[Dataset excerpt]
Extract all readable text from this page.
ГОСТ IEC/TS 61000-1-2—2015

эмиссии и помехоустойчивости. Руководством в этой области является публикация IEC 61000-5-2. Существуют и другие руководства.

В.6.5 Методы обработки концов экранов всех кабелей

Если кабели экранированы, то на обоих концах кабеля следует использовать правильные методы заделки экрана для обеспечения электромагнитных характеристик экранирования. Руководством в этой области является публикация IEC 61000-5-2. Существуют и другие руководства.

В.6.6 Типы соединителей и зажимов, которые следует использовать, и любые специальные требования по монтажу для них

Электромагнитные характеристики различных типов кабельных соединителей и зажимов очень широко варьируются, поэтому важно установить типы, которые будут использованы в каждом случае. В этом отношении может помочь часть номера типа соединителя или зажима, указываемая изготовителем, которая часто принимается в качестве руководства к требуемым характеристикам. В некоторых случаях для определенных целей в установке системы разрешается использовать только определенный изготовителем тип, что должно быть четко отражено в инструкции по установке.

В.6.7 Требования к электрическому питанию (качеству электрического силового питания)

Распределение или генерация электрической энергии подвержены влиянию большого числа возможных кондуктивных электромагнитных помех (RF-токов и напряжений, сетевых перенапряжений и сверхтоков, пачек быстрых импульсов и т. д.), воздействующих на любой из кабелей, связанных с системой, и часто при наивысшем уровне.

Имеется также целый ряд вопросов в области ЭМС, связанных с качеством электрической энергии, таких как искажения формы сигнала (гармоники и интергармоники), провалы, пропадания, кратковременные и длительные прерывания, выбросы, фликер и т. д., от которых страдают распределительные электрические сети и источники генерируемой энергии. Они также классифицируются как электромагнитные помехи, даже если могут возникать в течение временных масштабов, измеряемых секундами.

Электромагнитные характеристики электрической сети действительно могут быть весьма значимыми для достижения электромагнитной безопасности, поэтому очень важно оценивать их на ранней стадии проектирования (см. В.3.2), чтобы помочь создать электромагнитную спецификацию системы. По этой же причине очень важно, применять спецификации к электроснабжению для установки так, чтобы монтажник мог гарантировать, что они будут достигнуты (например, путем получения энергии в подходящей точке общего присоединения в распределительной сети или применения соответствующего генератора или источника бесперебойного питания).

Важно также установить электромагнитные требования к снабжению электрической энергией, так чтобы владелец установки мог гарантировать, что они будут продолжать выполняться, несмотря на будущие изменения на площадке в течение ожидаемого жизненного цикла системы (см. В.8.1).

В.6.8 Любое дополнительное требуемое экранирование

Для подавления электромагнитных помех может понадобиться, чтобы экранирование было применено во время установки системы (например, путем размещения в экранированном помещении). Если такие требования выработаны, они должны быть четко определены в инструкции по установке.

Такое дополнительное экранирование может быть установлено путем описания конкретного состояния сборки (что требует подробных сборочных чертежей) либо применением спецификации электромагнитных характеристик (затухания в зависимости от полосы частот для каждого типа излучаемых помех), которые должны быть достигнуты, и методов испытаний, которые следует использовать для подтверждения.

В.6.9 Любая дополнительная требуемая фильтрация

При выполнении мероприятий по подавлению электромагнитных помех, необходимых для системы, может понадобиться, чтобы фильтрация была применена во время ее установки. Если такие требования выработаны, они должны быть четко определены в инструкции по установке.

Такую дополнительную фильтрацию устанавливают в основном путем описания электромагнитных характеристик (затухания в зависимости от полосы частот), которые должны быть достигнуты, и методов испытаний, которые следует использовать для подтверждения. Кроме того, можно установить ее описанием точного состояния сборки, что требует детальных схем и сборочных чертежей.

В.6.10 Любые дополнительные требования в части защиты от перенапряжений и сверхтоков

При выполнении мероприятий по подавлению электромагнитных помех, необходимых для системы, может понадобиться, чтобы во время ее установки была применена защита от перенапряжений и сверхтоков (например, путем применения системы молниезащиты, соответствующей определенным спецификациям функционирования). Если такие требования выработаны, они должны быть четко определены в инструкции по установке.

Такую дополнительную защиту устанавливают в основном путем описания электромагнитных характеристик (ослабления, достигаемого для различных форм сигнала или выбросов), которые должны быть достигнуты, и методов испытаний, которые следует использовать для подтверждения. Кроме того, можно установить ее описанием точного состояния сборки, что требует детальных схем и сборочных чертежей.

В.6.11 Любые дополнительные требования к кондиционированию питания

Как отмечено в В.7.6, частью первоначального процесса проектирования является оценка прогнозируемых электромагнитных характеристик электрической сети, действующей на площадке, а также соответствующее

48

REQUIREMENTS:
Copy out all lines above that include the string "публикация".

COMPLETE ANSWER:
эмиссии и помехоустойчивости. Руководством в этой области является публикация IEC 61000-5-2. Существуют и другие руководства.
Если кабели экранированы, то на обоих концах кабеля следует использовать правильные методы заделки экрана для обеспечения электромагнитных характеристик экранирования. Руководством в этой области является публикация IEC 61000-5-2. Существуют и другие руководства.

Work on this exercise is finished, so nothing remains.